Data section
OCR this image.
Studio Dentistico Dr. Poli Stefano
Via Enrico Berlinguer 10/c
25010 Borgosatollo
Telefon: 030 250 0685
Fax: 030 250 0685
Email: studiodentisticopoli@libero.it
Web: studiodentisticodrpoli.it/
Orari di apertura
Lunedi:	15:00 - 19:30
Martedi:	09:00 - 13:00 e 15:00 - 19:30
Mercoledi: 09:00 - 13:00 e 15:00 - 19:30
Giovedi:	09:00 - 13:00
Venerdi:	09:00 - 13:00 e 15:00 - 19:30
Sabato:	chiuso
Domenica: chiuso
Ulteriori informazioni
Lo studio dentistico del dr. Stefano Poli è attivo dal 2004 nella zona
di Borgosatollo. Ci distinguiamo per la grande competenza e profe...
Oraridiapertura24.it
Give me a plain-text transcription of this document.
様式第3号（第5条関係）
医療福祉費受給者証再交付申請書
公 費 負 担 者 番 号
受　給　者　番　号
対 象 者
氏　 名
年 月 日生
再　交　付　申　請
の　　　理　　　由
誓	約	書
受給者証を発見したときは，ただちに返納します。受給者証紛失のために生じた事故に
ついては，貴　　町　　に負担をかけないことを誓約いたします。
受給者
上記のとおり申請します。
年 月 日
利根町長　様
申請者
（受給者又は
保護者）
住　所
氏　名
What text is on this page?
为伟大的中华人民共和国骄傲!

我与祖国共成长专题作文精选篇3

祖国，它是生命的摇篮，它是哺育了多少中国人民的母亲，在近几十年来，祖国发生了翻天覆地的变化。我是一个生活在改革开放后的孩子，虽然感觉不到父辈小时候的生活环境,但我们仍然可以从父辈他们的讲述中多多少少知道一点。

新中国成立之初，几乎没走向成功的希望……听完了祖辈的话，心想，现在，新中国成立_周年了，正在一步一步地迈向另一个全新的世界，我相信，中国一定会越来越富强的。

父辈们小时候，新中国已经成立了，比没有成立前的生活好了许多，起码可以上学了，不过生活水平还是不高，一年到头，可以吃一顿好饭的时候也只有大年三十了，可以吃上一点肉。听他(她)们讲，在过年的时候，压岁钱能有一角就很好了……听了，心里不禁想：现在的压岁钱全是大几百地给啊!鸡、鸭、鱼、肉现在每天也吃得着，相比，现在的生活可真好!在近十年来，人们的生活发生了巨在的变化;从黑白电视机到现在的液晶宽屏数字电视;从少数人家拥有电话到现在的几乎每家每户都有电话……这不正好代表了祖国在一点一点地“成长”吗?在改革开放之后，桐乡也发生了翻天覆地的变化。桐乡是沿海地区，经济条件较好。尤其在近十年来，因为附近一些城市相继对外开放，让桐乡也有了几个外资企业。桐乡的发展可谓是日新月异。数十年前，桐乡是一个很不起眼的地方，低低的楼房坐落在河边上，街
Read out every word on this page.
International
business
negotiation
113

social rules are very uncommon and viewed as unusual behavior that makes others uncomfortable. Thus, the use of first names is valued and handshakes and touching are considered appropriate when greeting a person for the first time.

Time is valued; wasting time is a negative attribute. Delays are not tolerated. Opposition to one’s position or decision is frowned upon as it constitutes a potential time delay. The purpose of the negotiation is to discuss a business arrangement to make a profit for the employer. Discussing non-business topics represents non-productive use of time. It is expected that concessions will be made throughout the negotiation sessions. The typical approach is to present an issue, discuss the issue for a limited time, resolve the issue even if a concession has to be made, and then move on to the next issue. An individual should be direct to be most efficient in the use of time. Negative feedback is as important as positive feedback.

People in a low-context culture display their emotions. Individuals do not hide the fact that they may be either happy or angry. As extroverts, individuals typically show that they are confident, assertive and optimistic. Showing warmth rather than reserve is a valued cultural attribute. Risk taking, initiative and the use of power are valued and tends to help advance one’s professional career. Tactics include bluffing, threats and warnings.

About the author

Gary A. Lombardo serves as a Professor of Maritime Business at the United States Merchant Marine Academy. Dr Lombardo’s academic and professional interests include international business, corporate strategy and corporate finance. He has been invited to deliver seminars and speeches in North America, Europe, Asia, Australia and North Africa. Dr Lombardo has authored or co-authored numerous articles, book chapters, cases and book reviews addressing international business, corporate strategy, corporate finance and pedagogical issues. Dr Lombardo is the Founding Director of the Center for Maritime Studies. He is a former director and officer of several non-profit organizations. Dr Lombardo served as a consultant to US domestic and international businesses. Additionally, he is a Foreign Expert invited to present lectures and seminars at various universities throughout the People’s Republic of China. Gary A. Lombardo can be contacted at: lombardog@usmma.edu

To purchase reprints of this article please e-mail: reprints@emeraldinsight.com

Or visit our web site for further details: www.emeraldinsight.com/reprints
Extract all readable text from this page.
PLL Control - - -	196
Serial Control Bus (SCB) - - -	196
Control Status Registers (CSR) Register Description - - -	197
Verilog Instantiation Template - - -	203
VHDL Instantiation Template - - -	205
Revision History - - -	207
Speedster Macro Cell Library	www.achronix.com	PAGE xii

Instruction
Pick out, from the lines above, every one that contains the string "negotiation".

Complete output
negotiation
Time is valued; wasting time is a negative attribute. Delays are not tolerated. Opposition to one’s position or decision is frowned upon as it constitutes a potential time delay. The purpose of the negotiation is to discuss a business arrangement to make a profit for the employer. Discussing non-business topics represents non-productive use of time. It is expected that concessions will be made throughout the negotiation sessions. The typical approach is to present an issue, discuss the issue for a limited time, resolve the issue even if a concession has to be made, and then move on to the next issue. An individual should be direct to be most efficient in the use of time. Negative feedback is as important as positive feedback.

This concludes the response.